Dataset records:
··········

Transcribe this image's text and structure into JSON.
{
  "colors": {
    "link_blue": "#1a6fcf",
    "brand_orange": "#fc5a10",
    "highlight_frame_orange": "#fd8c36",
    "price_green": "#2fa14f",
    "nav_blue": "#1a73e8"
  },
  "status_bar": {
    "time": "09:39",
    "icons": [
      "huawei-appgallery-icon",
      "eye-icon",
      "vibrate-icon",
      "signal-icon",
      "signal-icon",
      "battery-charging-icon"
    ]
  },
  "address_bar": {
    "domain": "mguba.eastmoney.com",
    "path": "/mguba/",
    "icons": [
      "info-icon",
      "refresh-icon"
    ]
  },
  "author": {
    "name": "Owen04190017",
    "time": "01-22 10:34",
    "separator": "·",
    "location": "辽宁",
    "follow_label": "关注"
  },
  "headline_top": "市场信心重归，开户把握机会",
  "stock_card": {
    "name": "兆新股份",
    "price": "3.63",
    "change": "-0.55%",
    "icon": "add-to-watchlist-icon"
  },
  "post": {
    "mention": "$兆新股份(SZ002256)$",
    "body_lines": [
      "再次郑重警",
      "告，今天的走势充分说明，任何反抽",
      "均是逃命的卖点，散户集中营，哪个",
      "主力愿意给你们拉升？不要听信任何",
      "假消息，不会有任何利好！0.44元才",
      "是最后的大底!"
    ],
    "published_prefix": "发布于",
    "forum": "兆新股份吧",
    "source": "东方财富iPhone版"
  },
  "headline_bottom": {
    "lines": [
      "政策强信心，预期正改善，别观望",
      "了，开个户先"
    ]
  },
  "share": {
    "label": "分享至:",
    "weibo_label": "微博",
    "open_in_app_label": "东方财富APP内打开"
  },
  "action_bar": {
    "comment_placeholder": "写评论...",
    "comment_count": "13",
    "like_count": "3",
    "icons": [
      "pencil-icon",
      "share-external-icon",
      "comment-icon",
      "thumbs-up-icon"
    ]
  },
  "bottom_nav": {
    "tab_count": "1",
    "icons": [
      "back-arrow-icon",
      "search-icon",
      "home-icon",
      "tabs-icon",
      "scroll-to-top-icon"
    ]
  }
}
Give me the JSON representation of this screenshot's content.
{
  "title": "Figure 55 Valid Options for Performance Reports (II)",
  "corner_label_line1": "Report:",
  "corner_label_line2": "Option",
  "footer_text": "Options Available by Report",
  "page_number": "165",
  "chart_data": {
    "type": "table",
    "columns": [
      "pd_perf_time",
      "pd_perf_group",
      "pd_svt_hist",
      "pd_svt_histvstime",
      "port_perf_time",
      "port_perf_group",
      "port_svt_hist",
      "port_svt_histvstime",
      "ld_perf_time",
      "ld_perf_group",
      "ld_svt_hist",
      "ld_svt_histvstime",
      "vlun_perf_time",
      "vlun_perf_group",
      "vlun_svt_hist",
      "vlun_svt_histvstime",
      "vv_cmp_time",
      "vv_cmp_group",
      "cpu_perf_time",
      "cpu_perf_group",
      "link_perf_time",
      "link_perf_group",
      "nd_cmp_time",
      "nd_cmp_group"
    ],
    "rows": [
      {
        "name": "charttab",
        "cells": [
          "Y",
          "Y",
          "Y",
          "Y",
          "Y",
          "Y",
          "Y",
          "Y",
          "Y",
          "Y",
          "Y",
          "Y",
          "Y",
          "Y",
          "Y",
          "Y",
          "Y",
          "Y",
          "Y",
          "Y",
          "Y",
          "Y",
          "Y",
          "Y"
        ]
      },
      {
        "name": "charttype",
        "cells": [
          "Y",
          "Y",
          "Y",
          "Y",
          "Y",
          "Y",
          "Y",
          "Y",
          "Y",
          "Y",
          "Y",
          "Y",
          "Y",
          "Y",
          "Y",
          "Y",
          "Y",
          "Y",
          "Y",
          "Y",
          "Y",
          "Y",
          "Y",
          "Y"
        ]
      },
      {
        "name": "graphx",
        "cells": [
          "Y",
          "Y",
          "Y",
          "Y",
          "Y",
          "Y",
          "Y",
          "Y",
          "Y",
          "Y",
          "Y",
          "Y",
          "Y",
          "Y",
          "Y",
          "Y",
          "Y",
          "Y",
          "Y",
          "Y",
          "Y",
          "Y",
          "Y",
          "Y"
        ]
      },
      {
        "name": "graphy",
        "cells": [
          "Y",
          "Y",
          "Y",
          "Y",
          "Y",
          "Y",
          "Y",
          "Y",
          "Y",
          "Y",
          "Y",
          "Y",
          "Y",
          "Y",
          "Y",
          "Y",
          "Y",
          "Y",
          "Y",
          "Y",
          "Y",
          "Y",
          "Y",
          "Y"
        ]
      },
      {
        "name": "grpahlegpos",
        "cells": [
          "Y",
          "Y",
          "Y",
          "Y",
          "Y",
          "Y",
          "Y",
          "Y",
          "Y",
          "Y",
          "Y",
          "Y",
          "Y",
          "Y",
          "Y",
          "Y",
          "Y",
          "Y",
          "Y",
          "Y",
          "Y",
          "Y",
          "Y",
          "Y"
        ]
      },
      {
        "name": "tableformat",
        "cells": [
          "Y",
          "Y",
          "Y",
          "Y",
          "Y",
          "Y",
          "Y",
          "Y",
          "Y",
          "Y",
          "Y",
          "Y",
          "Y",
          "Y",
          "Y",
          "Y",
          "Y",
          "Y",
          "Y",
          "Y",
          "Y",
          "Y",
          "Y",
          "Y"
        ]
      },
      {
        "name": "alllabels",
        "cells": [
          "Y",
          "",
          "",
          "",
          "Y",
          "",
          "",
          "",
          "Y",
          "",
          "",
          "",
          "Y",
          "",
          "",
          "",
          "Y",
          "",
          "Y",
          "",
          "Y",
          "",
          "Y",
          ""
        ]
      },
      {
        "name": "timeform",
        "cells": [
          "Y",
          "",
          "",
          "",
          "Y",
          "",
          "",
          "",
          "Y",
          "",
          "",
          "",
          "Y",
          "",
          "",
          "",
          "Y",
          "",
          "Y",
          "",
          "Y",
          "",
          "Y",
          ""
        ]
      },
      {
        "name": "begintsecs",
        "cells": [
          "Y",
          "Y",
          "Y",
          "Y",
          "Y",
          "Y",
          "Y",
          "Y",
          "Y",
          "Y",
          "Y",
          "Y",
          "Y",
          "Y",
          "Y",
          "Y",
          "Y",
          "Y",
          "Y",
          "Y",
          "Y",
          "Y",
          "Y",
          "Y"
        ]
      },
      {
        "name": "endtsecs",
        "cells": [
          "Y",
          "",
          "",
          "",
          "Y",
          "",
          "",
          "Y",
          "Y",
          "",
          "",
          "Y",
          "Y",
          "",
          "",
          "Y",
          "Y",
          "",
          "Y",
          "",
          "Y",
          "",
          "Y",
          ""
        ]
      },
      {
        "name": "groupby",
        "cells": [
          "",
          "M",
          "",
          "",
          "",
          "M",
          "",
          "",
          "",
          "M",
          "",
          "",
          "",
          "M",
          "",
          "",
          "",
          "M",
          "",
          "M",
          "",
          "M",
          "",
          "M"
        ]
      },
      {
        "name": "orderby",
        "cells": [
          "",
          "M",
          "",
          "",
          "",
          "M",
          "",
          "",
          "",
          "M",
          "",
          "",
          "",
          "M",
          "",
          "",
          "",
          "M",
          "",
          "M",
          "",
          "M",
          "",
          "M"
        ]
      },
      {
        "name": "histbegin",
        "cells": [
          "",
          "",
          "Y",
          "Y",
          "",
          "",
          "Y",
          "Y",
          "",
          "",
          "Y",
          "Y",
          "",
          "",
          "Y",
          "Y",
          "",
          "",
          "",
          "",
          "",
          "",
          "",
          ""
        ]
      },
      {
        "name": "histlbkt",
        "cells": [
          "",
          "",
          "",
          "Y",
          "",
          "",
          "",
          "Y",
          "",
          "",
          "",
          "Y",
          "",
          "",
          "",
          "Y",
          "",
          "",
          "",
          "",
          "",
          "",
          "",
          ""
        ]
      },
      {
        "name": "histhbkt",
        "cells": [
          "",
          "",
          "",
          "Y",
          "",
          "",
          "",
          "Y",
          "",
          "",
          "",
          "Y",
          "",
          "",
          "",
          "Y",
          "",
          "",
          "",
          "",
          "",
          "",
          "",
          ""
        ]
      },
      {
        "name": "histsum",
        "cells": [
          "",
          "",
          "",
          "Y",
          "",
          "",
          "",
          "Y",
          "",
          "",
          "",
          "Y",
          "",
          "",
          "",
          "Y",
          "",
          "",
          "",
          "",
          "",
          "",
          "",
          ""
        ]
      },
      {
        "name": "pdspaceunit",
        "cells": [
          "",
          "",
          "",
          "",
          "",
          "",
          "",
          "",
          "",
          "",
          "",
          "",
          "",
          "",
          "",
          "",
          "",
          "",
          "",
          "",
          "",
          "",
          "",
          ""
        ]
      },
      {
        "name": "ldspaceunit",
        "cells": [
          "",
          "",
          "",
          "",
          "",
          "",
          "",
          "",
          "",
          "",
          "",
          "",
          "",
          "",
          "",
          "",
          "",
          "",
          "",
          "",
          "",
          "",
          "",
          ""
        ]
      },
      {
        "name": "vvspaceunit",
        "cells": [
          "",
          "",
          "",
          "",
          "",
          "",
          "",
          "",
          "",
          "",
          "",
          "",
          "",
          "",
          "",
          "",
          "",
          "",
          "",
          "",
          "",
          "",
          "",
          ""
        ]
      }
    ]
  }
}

··········

Looking at the records above, say how many lines hold the string "Options". Write nothing but the number.

2